>>>

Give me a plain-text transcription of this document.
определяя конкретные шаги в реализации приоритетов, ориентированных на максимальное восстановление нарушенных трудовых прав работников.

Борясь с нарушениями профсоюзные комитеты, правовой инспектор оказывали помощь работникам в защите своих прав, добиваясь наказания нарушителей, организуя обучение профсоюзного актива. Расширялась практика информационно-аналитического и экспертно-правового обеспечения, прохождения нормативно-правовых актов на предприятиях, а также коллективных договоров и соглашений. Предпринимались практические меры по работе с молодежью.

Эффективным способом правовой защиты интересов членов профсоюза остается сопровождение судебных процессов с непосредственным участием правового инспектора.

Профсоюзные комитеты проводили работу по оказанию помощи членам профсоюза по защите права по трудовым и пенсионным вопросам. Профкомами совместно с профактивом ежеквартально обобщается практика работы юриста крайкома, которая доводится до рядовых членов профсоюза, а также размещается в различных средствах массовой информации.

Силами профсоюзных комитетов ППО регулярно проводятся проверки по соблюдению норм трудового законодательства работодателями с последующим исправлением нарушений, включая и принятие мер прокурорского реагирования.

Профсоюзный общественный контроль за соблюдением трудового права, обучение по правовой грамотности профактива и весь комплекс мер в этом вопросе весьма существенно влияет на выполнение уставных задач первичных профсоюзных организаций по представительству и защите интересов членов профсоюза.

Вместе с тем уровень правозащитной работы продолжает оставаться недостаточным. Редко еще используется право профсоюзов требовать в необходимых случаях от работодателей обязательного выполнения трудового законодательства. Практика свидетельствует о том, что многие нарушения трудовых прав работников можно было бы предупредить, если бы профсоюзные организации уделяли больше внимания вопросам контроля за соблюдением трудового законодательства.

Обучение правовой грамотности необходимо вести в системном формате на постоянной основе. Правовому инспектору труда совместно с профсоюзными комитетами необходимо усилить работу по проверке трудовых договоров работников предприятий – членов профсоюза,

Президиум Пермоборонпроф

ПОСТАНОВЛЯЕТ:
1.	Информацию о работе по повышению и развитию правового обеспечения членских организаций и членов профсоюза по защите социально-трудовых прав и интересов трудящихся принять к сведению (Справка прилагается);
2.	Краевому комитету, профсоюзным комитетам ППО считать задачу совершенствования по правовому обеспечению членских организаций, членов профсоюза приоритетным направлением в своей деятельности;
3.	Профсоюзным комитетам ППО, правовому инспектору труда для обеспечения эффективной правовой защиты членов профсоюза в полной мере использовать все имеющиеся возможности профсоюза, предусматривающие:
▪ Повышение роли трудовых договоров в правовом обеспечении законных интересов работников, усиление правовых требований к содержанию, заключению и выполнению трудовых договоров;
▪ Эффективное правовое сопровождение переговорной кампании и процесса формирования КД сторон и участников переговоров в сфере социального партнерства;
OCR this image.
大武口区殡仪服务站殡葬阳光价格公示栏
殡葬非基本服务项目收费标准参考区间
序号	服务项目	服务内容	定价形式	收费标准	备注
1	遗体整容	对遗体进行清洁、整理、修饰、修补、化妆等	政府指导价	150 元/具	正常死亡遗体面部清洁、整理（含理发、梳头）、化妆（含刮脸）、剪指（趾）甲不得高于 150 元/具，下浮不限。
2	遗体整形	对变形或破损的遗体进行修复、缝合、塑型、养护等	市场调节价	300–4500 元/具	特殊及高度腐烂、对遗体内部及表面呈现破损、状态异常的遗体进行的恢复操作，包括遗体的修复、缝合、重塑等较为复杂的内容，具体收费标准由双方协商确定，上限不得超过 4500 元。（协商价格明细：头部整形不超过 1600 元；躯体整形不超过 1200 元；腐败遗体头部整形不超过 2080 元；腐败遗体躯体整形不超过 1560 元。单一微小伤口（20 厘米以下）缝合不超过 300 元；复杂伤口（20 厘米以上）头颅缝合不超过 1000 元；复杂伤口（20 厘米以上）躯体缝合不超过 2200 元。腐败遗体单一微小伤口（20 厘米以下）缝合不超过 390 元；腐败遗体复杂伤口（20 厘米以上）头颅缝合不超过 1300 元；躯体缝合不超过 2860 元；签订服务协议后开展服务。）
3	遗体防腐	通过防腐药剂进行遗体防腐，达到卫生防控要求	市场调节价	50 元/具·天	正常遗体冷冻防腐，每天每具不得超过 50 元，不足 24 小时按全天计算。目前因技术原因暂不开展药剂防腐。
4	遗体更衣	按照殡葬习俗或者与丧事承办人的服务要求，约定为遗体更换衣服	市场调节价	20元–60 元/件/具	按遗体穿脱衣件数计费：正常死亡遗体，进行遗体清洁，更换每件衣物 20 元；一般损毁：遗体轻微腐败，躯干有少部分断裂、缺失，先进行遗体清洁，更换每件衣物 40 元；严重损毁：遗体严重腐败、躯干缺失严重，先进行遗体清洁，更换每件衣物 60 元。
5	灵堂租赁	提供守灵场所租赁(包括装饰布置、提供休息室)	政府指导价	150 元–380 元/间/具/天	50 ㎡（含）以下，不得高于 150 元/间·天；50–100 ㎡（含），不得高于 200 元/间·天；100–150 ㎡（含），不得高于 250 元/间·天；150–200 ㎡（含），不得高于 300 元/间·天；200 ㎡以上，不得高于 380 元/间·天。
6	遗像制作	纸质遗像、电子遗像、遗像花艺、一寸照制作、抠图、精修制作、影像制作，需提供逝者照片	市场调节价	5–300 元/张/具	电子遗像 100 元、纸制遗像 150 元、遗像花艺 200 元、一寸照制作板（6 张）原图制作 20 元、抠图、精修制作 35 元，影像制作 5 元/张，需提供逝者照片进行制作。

<<<

● **What to produce**
Go through the records above and set each one down exactly, please.

● **Answer to the problem**
Give me a plain-text transcription of this document.
определяя конкретные шаги в реализации приоритетов, ориентированных на максимальное восстановление нарушенных трудовых прав работников.

Борясь с нарушениями профсоюзные комитеты, правовой инспектор оказывали помощь работникам в защите своих прав, добиваясь наказания нарушителей, организуя обучение профсоюзного актива. Расширялась практика информационно-аналитического и экспертно-правового обеспечения, прохождения нормативно-правовых актов на предприятиях, а также коллективных договоров и соглашений. Предпринимались практические меры по работе с молодежью.

Эффективным способом правовой защиты интересов членов профсоюза остается сопровождение судебных процессов с непосредственным участием правового инспектора.

Профсоюзные комитеты проводили работу по оказанию помощи членам профсоюза по защите права по трудовым и пенсионным вопросам. Профкомами совместно с профактивом ежеквартально обобщается практика работы юриста крайкома, которая доводится до рядовых членов профсоюза, а также размещается в различных средствах массовой информации.

Силами профсоюзных комитетов ППО регулярно проводятся проверки по соблюдению норм трудового законодательства работодателями с последующим исправлением нарушений, включая и принятие мер прокурорского реагирования.

Профсоюзный общественный контроль за соблюдением трудового права, обучение по правовой грамотности профактива и весь комплекс мер в этом вопросе весьма существенно влияет на выполнение уставных задач первичных профсоюзных организаций по представительству и защите интересов членов профсоюза.

Вместе с тем уровень правозащитной работы продолжает оставаться недостаточным. Редко еще используется право профсоюзов требовать в необходимых случаях от работодателей обязательного выполнения трудового законодательства. Практика свидетельствует о том, что многие нарушения трудовых прав работников можно было бы предупредить, если бы профсоюзные организации уделяли больше внимания вопросам контроля за соблюдением трудового законодательства.

Обучение правовой грамотности необходимо вести в системном формате на постоянной основе. Правовому инспектору труда совместно с профсоюзными комитетами необходимо усилить работу по проверке трудовых договоров работников предприятий – членов профсоюза,

Президиум Пермоборонпроф

ПОСТАНОВЛЯЕТ:
1.	Информацию о работе по повышению и развитию правового обеспечения членских организаций и членов профсоюза по защите социально-трудовых прав и интересов трудящихся принять к сведению (Справка прилагается);
2.	Краевому комитету, профсоюзным комитетам ППО считать задачу совершенствования по правовому обеспечению членских организаций, членов профсоюза приоритетным направлением в своей деятельности;
3.	Профсоюзным комитетам ППО, правовому инспектору труда для обеспечения эффективной правовой защиты членов профсоюза в полной мере использовать все имеющиеся возможности профсоюза, предусматривающие:
▪ Повышение роли трудовых договоров в правовом обеспечении законных интересов работников, усиление правовых требований к содержанию, заключению и выполнению трудовых договоров;
▪ Эффективное правовое сопровождение переговорной кампании и процесса формирования КД сторон и участников переговоров в сфере социального партнерства;
OCR this image.
大武口区殡仪服务站殡葬阳光价格公示栏
殡葬非基本服务项目收费标准参考区间
序号	服务项目	服务内容	定价形式	收费标准	备注
1	遗体整容	对遗体进行清洁、整理、修饰、修补、化妆等	政府指导价	150 元/具	正常死亡遗体面部清洁、整理（含理发、梳头）、化妆（含刮脸）、剪指（趾）甲不得高于 150 元/具，下浮不限。
2	遗体整形	对变形或破损的遗体进行修复、缝合、塑型、养护等	市场调节价	300–4500 元/具	特殊及高度腐烂、对遗体内部及表面呈现破损、状态异常的遗体进行的恢复操作，包括遗体的修复、缝合、重塑等较为复杂的内容，具体收费标准由双方协商确定，上限不得超过 4500 元。（协商价格明细：头部整形不超过 1600 元；躯体整形不超过 1200 元；腐败遗体头部整形不超过 2080 元；腐败遗体躯体整形不超过 1560 元。单一微小伤口（20 厘米以下）缝合不超过 300 元；复杂伤口（20 厘米以上）头颅缝合不超过 1000 元；复杂伤口（20 厘米以上）躯体缝合不超过 2200 元。腐败遗体单一微小伤口（20 厘米以下）缝合不超过 390 元；腐败遗体复杂伤口（20 厘米以上）头颅缝合不超过 1300 元；躯体缝合不超过 2860 元；签订服务协议后开展服务。）
3	遗体防腐	通过防腐药剂进行遗体防腐，达到卫生防控要求	市场调节价	50 元/具·天	正常遗体冷冻防腐，每天每具不得超过 50 元，不足 24 小时按全天计算。目前因技术原因暂不开展药剂防腐。
4	遗体更衣	按照殡葬习俗或者与丧事承办人的服务要求，约定为遗体更换衣服	市场调节价	20元–60 元/件/具	按遗体穿脱衣件数计费：正常死亡遗体，进行遗体清洁，更换每件衣物 20 元；一般损毁：遗体轻微腐败，躯干有少部分断裂、缺失，先进行遗体清洁，更换每件衣物 40 元；严重损毁：遗体严重腐败、躯干缺失严重，先进行遗体清洁，更换每件衣物 60 元。
5	灵堂租赁	提供守灵场所租赁(包括装饰布置、提供休息室)	政府指导价	150 元–380 元/间/具/天	50 ㎡（含）以下，不得高于 150 元/间·天；50–100 ㎡（含），不得高于 200 元/间·天；100–150 ㎡（含），不得高于 250 元/间·天；150–200 ㎡（含），不得高于 300 元/间·天；200 ㎡以上，不得高于 380 元/间·天。
6	遗像制作	纸质遗像、电子遗像、遗像花艺、一寸照制作、抠图、精修制作、影像制作，需提供逝者照片	市场调节价	5–300 元/张/具	电子遗像 100 元、纸制遗像 150 元、遗像花艺 200 元、一寸照制作板（6 张）原图制作 20 元、抠图、精修制作 35 元，影像制作 5 元/张，需提供逝者照片进行制作。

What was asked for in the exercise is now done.